[Records contained in a dataset]

** START **

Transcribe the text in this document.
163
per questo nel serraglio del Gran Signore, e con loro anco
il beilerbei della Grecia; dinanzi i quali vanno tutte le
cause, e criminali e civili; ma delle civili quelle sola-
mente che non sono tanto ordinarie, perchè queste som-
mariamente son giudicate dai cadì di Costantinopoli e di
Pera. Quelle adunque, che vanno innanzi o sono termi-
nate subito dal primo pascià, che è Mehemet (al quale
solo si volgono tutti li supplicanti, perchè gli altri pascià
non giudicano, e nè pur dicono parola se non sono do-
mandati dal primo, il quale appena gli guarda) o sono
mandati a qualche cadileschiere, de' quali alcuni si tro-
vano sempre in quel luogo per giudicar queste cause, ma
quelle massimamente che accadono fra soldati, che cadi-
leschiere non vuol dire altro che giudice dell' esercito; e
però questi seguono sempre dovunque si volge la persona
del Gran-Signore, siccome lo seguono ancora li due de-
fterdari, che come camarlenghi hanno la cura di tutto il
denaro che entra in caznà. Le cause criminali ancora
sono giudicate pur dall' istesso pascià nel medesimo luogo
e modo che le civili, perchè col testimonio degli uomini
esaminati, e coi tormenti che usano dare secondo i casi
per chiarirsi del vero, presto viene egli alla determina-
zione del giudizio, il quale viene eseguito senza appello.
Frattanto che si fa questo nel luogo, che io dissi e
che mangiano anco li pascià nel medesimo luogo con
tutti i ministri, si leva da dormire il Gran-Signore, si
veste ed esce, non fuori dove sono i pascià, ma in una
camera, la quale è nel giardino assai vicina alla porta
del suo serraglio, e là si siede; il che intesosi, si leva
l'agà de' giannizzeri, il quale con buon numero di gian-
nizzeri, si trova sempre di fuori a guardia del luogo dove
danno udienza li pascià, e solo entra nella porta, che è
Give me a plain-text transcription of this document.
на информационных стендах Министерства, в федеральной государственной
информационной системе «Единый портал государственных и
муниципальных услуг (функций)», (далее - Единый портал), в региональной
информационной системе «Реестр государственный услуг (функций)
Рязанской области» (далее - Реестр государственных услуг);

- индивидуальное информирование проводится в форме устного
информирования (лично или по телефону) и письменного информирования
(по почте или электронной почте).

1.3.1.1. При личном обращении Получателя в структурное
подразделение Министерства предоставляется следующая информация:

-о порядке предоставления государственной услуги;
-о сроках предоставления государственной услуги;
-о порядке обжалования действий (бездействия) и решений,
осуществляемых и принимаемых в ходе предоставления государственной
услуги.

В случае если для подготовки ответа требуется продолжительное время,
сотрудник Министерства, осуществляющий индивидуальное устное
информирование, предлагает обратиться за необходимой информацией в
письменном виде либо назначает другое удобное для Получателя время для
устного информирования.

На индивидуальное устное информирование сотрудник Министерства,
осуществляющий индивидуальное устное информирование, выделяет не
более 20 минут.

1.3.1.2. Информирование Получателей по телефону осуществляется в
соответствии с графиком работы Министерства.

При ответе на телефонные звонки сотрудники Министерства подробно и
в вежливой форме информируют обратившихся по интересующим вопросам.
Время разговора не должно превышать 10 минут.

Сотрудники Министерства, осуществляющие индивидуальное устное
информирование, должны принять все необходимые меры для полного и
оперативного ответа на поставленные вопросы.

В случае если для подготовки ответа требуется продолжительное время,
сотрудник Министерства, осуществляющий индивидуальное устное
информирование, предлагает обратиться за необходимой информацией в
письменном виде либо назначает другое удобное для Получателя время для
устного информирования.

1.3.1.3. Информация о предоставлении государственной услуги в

** END **

Task statement
Take the records above and return them exactly as written.

Complete response
Transcribe the text in this document.
163
per questo nel serraglio del Gran Signore, e con loro anco
il beilerbei della Grecia; dinanzi i quali vanno tutte le
cause, e criminali e civili; ma delle civili quelle sola-
mente che non sono tanto ordinarie, perchè queste som-
mariamente son giudicate dai cadì di Costantinopoli e di
Pera. Quelle adunque, che vanno innanzi o sono termi-
nate subito dal primo pascià, che è Mehemet (al quale
solo si volgono tutti li supplicanti, perchè gli altri pascià
non giudicano, e nè pur dicono parola se non sono do-
mandati dal primo, il quale appena gli guarda) o sono
mandati a qualche cadileschiere, de' quali alcuni si tro-
vano sempre in quel luogo per giudicar queste cause, ma
quelle massimamente che accadono fra soldati, che cadi-
leschiere non vuol dire altro che giudice dell' esercito; e
però questi seguono sempre dovunque si volge la persona
del Gran-Signore, siccome lo seguono ancora li due de-
fterdari, che come camarlenghi hanno la cura di tutto il
denaro che entra in caznà. Le cause criminali ancora
sono giudicate pur dall' istesso pascià nel medesimo luogo
e modo che le civili, perchè col testimonio degli uomini
esaminati, e coi tormenti che usano dare secondo i casi
per chiarirsi del vero, presto viene egli alla determina-
zione del giudizio, il quale viene eseguito senza appello.
Frattanto che si fa questo nel luogo, che io dissi e
che mangiano anco li pascià nel medesimo luogo con
tutti i ministri, si leva da dormire il Gran-Signore, si
veste ed esce, non fuori dove sono i pascià, ma in una
camera, la quale è nel giardino assai vicina alla porta
del suo serraglio, e là si siede; il che intesosi, si leva
l'agà de' giannizzeri, il quale con buon numero di gian-
nizzeri, si trova sempre di fuori a guardia del luogo dove
danno udienza li pascià, e solo entra nella porta, che è
Give me a plain-text transcription of this document.
на информационных стендах Министерства, в федеральной государственной
информационной системе «Единый портал государственных и
муниципальных услуг (функций)», (далее - Единый портал), в региональной
информационной системе «Реестр государственный услуг (функций)
Рязанской области» (далее - Реестр государственных услуг);

- индивидуальное информирование проводится в форме устного
информирования (лично или по телефону) и письменного информирования
(по почте или электронной почте).

1.3.1.1. При личном обращении Получателя в структурное
подразделение Министерства предоставляется следующая информация:

-о порядке предоставления государственной услуги;
-о сроках предоставления государственной услуги;
-о порядке обжалования действий (бездействия) и решений,
осуществляемых и принимаемых в ходе предоставления государственной
услуги.

В случае если для подготовки ответа требуется продолжительное время,
сотрудник Министерства, осуществляющий индивидуальное устное
информирование, предлагает обратиться за необходимой информацией в
письменном виде либо назначает другое удобное для Получателя время для
устного информирования.

На индивидуальное устное информирование сотрудник Министерства,
осуществляющий индивидуальное устное информирование, выделяет не
более 20 минут.

1.3.1.2. Информирование Получателей по телефону осуществляется в
соответствии с графиком работы Министерства.

При ответе на телефонные звонки сотрудники Министерства подробно и
в вежливой форме информируют обратившихся по интересующим вопросам.
Время разговора не должно превышать 10 минут.

Сотрудники Министерства, осуществляющие индивидуальное устное
информирование, должны принять все необходимые меры для полного и
оперативного ответа на поставленные вопросы.

В случае если для подготовки ответа требуется продолжительное время,
сотрудник Министерства, осуществляющий индивидуальное устное
информирование, предлагает обратиться за необходимой информацией в
письменном виде либо назначает другое удобное для Получателя время для
устного информирования.

1.3.1.3. Информация о предоставлении государственной услуги в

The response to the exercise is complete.